§ **SOURCE EXCERPT**
------------------------

Figure 3. Steps when undertaking the hydrologic and hydraulic modeling.
Figure 3. Steps when undertaking the hydrologic and hydraulic modeling.
Hydrology 10 00141 g003
Applications of hydrologic and hydraulic models in floods are described in [61,62,63,64]. Some of the limitations of these models that should be considered when choosing a model include the following: The quality and availability of data, as hydrologic and hydraulic models are complex and require specialized knowledge and skills to develop and interpret [65]. This may limit non-specialists’ ability to use the models effectively. The models are highly uncertain, which may result in incorrect results [66]. Real-world conditions are typically simplified in hydrologic and hydraulic models to make them more manageable and computationally feasible. This can result in incorrect results and a loss of detail in the analysis [29]. Cea and Costabile [67], Cosco et al. [68] and Palla et al. [69] examined the difficulties in calculating and controlling flood risk in urban areas, highlighting the effects of climate change and the demand for adaptation measures. In order to comprehend urban flood processes and modeling, encompassing flow dynamics, human–object stability, computational advancements, and crowd-sourced data for validation, Mignot and Dewals [70], Martins et al. [71] and Rubinato et al. [72] offered a review of hydraulic modeling in inland urban flooding.

------------------------

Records
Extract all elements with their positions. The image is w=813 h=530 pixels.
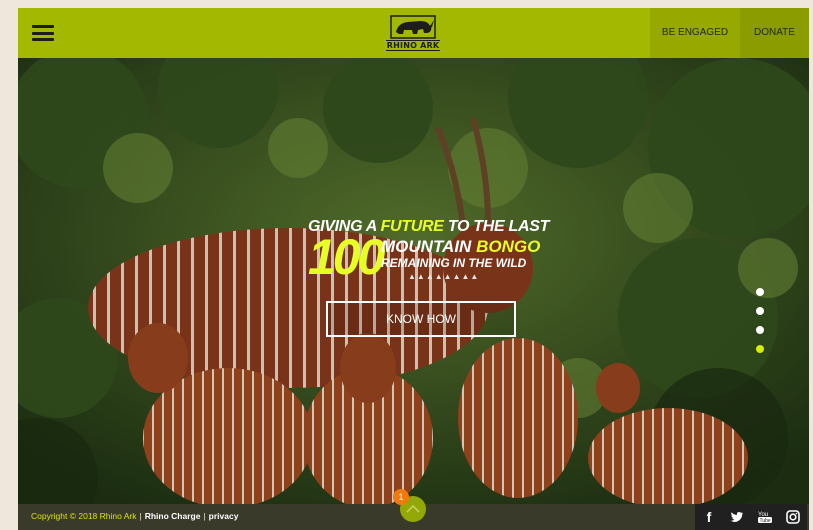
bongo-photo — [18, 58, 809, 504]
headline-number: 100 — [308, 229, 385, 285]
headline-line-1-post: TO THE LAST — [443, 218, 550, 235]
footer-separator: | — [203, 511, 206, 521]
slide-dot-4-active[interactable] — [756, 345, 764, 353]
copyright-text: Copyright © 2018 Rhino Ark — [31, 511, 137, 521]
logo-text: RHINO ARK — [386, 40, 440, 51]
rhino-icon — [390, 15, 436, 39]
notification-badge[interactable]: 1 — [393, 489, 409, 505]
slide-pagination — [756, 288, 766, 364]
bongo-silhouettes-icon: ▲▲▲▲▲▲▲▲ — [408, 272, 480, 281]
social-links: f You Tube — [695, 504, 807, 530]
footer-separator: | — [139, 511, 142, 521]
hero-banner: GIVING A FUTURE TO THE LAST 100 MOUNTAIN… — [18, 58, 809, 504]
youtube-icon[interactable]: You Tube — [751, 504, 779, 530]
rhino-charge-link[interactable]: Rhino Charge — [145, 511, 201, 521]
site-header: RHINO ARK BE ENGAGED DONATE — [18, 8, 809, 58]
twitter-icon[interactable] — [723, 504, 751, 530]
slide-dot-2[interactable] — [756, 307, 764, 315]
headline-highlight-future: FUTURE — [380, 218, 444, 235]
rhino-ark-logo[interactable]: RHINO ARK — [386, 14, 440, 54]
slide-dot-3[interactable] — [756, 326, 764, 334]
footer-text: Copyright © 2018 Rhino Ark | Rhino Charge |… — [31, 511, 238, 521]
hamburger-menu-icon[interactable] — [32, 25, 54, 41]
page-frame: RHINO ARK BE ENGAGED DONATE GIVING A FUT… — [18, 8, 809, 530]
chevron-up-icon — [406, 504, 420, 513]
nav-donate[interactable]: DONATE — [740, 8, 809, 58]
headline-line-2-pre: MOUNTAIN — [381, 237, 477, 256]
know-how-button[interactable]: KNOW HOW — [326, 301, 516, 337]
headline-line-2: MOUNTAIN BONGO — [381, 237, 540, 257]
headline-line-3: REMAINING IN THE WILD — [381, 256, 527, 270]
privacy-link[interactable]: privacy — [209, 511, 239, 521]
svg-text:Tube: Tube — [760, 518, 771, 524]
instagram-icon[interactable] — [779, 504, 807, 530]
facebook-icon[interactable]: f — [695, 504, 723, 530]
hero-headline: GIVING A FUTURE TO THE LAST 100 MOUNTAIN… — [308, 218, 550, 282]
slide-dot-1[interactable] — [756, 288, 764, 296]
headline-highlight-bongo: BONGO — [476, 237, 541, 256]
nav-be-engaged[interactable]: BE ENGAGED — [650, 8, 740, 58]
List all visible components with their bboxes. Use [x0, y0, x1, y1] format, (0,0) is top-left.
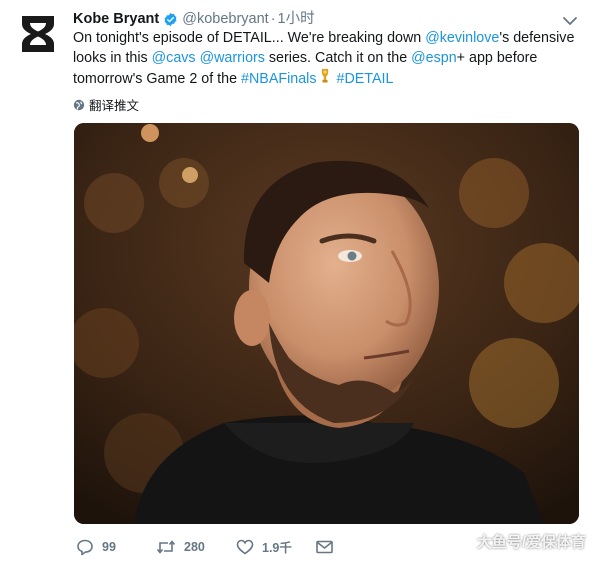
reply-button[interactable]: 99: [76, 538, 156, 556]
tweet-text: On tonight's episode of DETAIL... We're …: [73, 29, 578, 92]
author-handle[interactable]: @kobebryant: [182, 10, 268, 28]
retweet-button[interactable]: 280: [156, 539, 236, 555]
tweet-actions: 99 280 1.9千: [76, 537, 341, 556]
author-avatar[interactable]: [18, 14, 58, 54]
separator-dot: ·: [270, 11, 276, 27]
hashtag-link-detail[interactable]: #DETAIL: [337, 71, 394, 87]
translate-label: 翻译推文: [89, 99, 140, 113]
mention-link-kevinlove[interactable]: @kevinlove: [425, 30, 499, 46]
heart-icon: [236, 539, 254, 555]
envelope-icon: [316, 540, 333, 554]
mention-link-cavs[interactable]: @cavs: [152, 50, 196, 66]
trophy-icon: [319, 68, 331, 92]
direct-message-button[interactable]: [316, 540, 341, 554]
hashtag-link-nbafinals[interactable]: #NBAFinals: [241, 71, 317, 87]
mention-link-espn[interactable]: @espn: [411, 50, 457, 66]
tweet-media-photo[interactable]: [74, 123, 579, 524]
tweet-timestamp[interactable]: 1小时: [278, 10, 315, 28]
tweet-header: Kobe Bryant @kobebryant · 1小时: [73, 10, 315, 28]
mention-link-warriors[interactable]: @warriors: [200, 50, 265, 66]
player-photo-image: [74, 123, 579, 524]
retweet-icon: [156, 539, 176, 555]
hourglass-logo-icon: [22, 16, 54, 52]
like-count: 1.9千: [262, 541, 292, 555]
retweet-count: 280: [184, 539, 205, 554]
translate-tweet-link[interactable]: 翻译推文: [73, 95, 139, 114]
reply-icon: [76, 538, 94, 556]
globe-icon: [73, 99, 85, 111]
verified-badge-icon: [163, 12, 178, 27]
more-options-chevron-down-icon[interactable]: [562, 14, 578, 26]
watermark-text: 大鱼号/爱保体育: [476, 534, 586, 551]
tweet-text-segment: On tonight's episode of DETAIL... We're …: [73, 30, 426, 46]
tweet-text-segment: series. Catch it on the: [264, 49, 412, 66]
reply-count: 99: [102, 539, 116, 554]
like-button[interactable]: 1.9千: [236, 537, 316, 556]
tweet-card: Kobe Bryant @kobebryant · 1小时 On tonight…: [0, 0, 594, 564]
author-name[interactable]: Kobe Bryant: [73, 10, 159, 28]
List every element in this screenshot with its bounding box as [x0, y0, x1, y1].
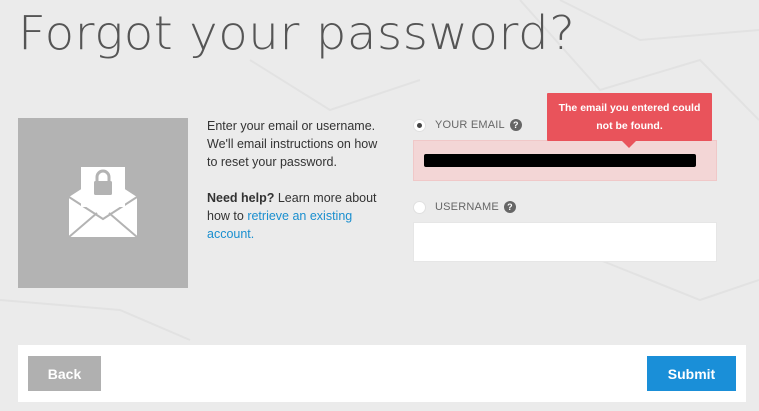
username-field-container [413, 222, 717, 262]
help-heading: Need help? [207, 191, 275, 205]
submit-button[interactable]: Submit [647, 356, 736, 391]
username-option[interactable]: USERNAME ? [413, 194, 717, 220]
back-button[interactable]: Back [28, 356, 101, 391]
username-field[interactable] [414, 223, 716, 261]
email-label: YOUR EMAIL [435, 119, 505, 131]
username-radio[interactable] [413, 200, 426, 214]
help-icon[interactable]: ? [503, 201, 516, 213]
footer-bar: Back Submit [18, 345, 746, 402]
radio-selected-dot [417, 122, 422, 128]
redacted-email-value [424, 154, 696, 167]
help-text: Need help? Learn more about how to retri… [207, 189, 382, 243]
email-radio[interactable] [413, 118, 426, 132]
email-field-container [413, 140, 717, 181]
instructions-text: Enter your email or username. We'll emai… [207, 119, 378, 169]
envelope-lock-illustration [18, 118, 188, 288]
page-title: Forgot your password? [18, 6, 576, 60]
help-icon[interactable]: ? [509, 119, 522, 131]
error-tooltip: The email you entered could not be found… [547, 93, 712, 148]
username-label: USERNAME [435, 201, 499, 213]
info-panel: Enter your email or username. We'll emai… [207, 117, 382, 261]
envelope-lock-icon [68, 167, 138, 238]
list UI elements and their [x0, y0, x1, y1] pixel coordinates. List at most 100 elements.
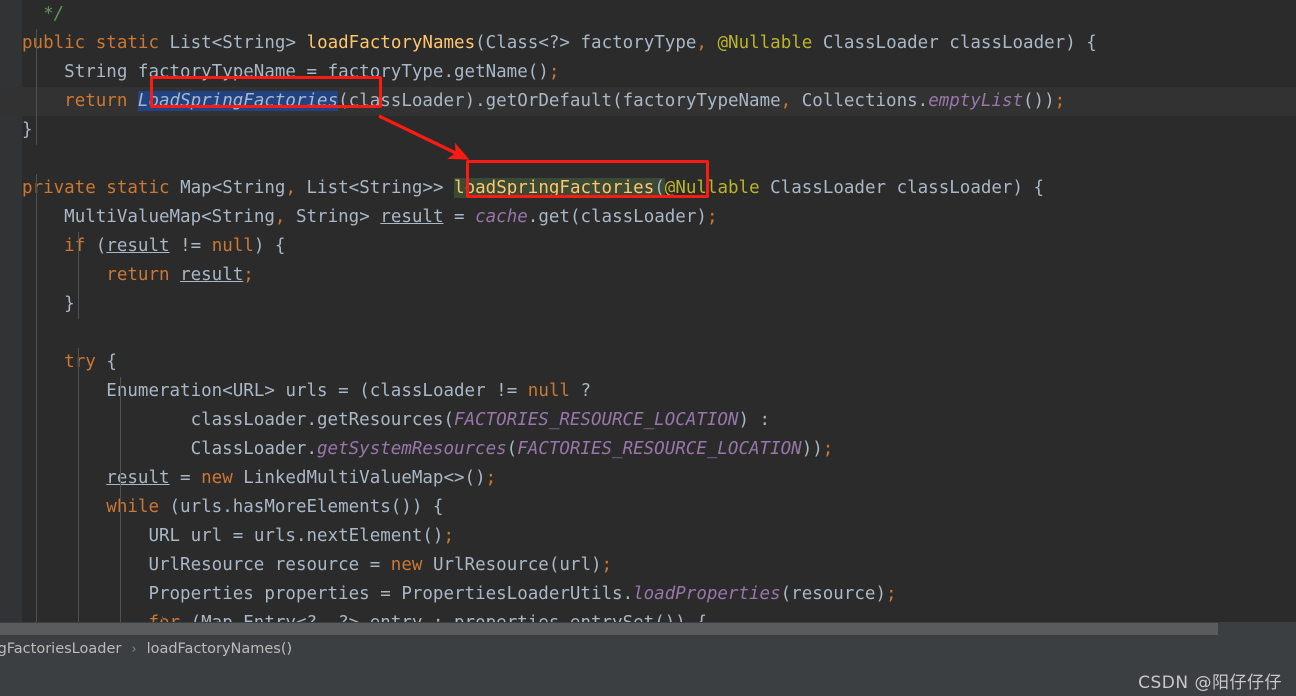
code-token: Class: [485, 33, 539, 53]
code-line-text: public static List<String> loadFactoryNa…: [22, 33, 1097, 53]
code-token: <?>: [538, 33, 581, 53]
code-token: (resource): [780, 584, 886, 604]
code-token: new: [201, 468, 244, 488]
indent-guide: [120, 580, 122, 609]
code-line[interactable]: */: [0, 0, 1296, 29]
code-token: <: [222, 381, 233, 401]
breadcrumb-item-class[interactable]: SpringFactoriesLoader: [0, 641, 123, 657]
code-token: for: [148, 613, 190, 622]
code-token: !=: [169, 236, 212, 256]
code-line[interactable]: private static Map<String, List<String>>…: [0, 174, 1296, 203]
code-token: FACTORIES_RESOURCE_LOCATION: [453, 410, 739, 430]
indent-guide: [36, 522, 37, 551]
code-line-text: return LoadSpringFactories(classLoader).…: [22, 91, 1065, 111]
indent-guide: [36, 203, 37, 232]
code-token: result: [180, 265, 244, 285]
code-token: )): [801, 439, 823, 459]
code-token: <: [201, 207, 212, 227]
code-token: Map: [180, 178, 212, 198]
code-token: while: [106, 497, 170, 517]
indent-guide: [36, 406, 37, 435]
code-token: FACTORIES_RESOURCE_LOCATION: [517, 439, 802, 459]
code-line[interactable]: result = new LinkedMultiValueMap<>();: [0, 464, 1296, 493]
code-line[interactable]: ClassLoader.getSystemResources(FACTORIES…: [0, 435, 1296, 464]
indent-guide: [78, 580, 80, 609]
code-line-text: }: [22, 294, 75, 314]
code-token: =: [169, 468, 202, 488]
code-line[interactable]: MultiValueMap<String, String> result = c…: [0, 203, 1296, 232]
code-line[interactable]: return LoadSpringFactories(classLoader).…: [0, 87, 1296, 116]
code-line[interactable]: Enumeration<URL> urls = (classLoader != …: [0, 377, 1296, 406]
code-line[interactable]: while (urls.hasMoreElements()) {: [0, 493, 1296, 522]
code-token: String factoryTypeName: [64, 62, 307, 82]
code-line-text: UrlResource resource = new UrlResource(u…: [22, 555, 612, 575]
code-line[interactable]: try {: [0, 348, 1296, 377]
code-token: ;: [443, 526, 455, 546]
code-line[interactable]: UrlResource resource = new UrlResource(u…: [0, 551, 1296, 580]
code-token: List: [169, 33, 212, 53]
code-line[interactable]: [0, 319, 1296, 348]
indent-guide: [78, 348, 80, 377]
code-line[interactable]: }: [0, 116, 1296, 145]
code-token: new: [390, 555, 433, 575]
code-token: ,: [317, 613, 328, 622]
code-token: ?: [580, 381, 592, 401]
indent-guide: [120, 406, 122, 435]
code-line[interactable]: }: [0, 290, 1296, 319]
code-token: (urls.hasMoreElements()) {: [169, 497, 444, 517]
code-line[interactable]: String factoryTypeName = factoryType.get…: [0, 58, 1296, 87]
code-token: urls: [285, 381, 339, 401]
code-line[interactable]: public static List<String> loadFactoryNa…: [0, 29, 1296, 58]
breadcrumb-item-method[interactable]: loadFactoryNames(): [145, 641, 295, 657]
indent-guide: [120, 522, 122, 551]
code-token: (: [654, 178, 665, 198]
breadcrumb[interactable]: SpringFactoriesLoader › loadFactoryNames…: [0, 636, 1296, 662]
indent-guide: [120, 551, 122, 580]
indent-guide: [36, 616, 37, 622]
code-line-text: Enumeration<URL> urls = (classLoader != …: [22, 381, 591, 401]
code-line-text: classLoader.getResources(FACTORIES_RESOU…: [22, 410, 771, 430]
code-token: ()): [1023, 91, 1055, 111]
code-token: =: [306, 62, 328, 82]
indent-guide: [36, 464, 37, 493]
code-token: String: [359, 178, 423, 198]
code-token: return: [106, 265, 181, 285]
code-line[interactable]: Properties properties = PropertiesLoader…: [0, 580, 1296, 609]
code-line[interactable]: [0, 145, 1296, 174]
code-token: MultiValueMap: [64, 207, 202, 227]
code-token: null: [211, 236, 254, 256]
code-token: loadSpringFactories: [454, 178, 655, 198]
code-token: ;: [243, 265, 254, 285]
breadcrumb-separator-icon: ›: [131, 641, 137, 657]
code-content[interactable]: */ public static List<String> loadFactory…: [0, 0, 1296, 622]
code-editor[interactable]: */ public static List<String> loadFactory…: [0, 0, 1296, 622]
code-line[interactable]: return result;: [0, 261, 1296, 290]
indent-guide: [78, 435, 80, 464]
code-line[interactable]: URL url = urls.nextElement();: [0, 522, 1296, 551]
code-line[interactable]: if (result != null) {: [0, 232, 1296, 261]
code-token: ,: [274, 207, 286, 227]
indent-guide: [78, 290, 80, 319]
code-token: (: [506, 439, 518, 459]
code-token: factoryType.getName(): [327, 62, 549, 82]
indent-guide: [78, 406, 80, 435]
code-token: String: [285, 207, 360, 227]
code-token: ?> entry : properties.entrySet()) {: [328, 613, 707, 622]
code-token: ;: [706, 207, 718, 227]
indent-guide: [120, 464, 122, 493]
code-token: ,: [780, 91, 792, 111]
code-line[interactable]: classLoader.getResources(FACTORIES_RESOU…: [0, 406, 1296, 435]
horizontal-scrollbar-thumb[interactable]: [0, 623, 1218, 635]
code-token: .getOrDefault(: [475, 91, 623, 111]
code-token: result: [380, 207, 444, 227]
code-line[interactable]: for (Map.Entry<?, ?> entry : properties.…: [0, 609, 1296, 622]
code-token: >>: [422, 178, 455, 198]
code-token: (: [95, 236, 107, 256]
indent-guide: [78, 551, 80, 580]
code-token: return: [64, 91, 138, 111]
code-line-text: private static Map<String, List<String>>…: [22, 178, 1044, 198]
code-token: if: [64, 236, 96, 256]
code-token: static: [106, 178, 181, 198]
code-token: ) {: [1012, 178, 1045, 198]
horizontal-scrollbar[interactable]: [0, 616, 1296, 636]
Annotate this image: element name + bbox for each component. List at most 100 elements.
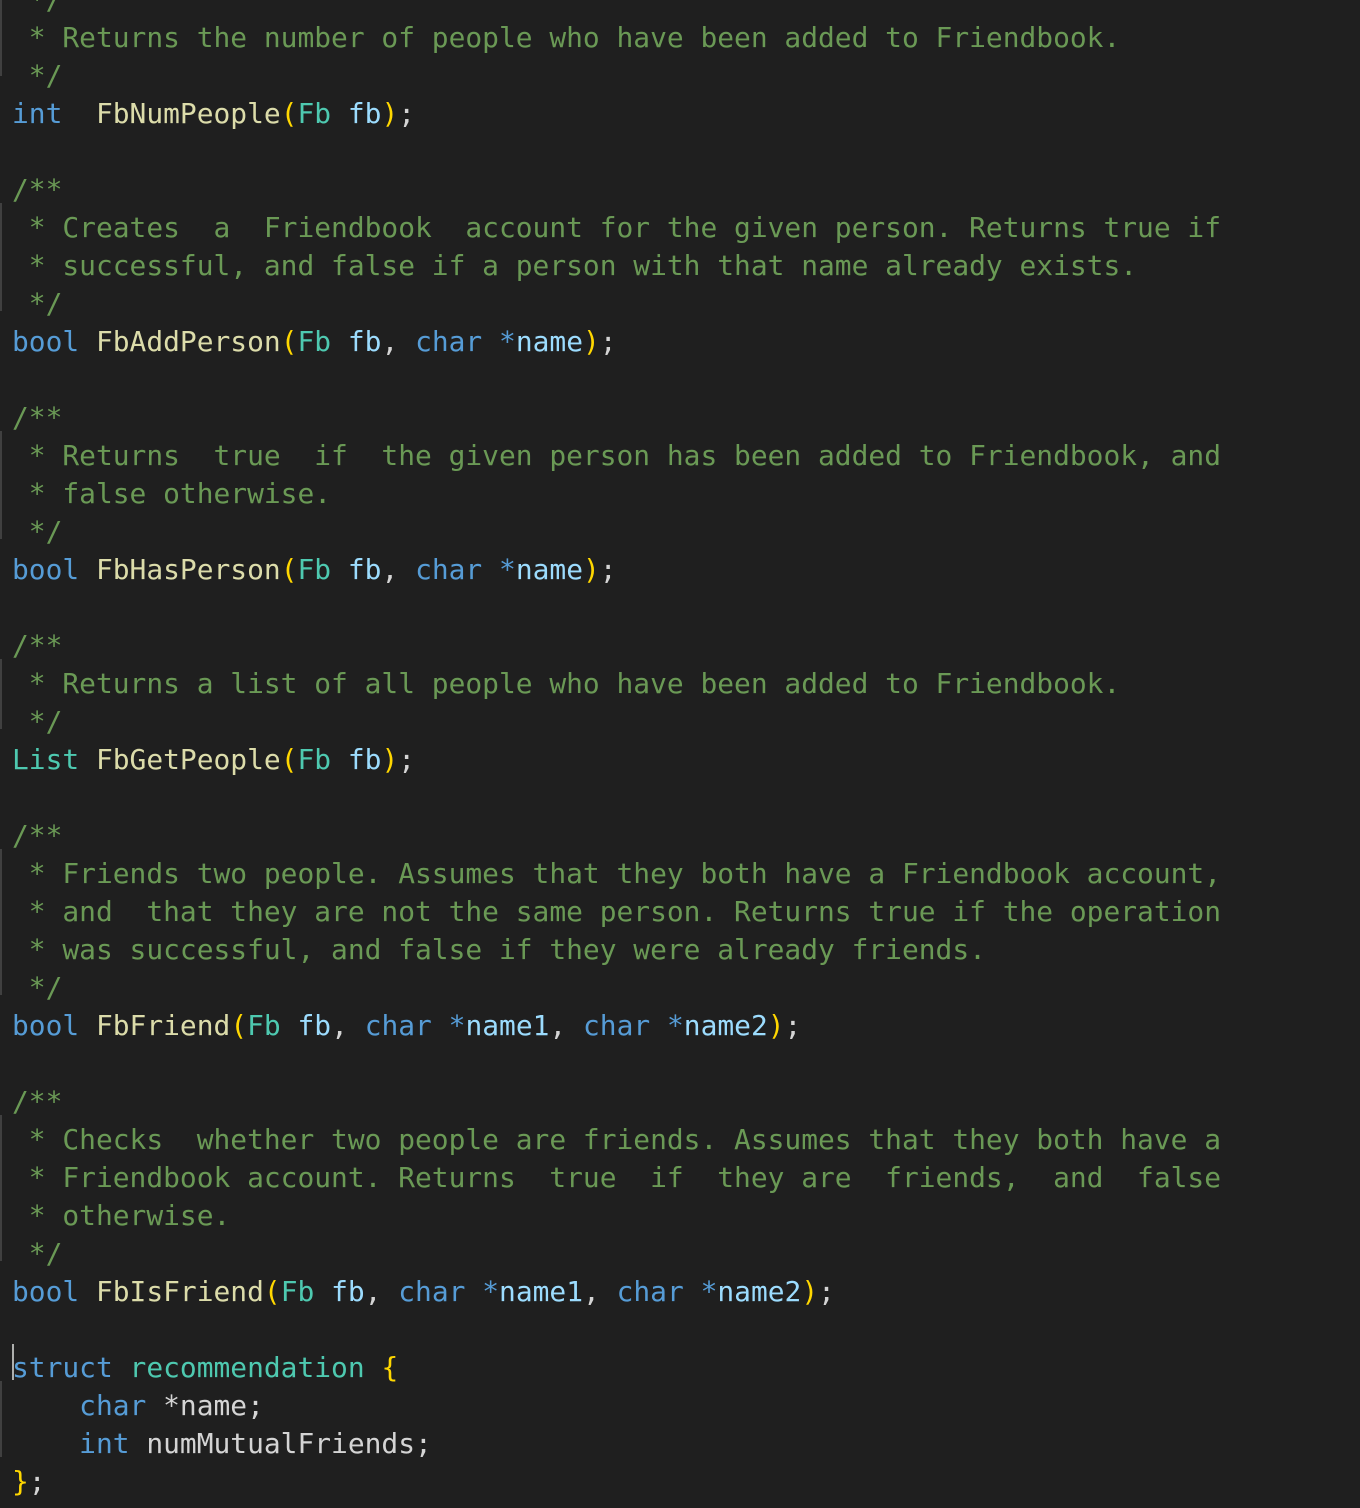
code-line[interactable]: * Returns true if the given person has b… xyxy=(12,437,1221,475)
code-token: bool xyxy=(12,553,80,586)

------------------------

Carry on the flood modeling excerpt, picking up right after its last sentence. The records come from a different source than the flood modeling excerpt.

4. Numerical Flood Modeling

Numerical flood models are computer-based models that use mathematical and computational techniques to simulate the behavior of water during a flood event [73]. These models typically employ numerical algorithms to solve equations that describe the flow of water in a river or stream, while taking into consideration factors such as rainfall, runoff, channel geometry, and riverbed roughness. Numerical flood models can be used to simulate the effects of various flood scenarios, as well as to assess the efficiency of the proposed flood mitigation measures [74]. They are also used to simulate how flood behavior will alter in response to changes in climate, land use, and other factors. Numerical flood models can take several forms, such as one-dimensional models that mimic water flow in a river channel [75] or two-dimensional models that simulate water flow over a floodplain [76]. The vertical distribution of water is also depicted in greater detail in three-dimensional models of the floodplain [77]. The capacities to include more data and information, simulate intricate hydrologic and hydraulic processes [78], and run large-scale simulations are only a few of the benefits that numerical flood models offer over physical flood models [79]. However, they do have certain drawbacks, including the requirement for specific knowledge and abilities to create and evaluate the models, as well as the potential for mistakes and the unpredictability of the outcomes [80]. For numerical flood modeling, a number of software packages are available, including:
HEC-RAS—This software, created by the US Army Corps of Engineers, is used to simulate the hydraulics of river systems in both one and two dimensions [81];
MIKE FLOOD—This software, which was created by DHI, is utilized for the two- and three-dimensional hydraulic modeling of floodplain and river systems [82];
TUFLOW—This software is used for the two-dimensional and three-dimensional hydraulic modeling of floodplain and river systems [83];
Flood Estimation Handbook (FEH) models—Developed by the United Kingdom Environment Agency, used for rainfall–runoff modeling and flood frequency analysis [84];
Environmental Protection Agency’s Environmental Fluid Dynamics Code (EFDC)—This software, developed by the United States Environmental Protection Agency, is used for three-dimensional hydraulic and water quality modeling of surface water systems [85].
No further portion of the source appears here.